### EXERCISE PROMPT
Your task is to repeat all of the material exactly.

Entries with figure data

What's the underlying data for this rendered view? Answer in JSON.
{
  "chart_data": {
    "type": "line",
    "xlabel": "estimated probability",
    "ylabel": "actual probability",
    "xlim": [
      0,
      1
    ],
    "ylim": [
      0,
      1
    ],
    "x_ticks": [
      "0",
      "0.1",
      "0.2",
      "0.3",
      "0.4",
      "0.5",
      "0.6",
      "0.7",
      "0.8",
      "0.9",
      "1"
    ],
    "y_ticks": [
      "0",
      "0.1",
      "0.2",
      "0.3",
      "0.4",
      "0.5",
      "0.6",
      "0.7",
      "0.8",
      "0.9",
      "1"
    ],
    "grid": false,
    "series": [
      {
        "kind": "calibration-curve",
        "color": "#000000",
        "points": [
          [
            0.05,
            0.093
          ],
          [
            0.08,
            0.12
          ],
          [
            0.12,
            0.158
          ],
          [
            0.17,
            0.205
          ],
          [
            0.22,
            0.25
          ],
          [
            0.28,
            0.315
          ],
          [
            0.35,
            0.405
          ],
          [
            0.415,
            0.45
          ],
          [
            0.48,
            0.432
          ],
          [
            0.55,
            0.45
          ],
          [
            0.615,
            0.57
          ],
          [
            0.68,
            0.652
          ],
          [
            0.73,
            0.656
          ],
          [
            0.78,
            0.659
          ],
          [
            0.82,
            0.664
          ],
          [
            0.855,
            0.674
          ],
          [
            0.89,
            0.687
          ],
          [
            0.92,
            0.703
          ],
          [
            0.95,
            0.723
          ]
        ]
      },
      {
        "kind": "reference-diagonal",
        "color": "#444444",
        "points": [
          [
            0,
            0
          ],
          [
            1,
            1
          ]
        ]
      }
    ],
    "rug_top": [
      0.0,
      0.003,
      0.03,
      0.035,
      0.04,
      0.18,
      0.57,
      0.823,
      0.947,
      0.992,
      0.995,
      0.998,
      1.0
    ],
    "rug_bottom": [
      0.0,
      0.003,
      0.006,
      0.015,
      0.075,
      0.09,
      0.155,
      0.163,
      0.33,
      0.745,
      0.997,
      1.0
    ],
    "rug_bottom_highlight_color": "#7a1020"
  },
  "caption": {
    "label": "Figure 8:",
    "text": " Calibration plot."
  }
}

### SOLUTION
What's the underlying data for this rendered view? Answer in JSON.
{
  "chart_data": {
    "type": "line",
    "xlabel": "estimated probability",
    "ylabel": "actual probability",
    "xlim": [
      0,
      1
    ],
    "ylim": [
      0,
      1
    ],
    "x_ticks": [
      "0",
      "0.1",
      "0.2",
      "0.3",
      "0.4",
      "0.5",
      "0.6",
      "0.7",
      "0.8",
      "0.9",
      "1"
    ],
    "y_ticks": [
      "0",
      "0.1",
      "0.2",
      "0.3",
      "0.4",
      "0.5",
      "0.6",
      "0.7",
      "0.8",
      "0.9",
      "1"
    ],
    "grid": false,
    "series": [
      {
        "kind": "calibration-curve",
        "color": "#000000",
        "points": [
          [
            0.05,
            0.093
          ],
          [
            0.08,
            0.12
          ],
          [
            0.12,
            0.158
          ],
          [
            0.17,
            0.205
          ],
          [
            0.22,
            0.25
          ],
          [
            0.28,
            0.315
          ],
          [
            0.35,
            0.405
          ],
          [
            0.415,
            0.45
          ],
          [
            0.48,
            0.432
          ],
          [
            0.55,
            0.45
          ],
          [
            0.615,
            0.57
          ],
          [
            0.68,
            0.652
          ],
          [
            0.73,
            0.656
          ],
          [
            0.78,
            0.659
          ],
          [
            0.82,
            0.664
          ],
          [
            0.855,
            0.674
          ],
          [
            0.89,
            0.687
          ],
          [
            0.92,
            0.703
          ],
          [
            0.95,
            0.723
          ]
        ]
      },
      {
        "kind": "reference-diagonal",
        "color": "#444444",
        "points": [
          [
            0,
            0
          ],
          [
            1,
            1
          ]
        ]
      }
    ],
    "rug_top": [
      0.0,
      0.003,
      0.03,
      0.035,
      0.04,
      0.18,
      0.57,
      0.823,
      0.947,
      0.992,
      0.995,
      0.998,
      1.0
    ],
    "rug_bottom": [
      0.0,
      0.003,
      0.006,
      0.015,
      0.075,
      0.09,
      0.155,
      0.163,
      0.33,
      0.745,
      0.997,
      1.0
    ],
    "rug_bottom_highlight_color": "#7a1020"
  },
  "caption": {
    "label": "Figure 8:",
    "text": " Calibration plot."
  }
}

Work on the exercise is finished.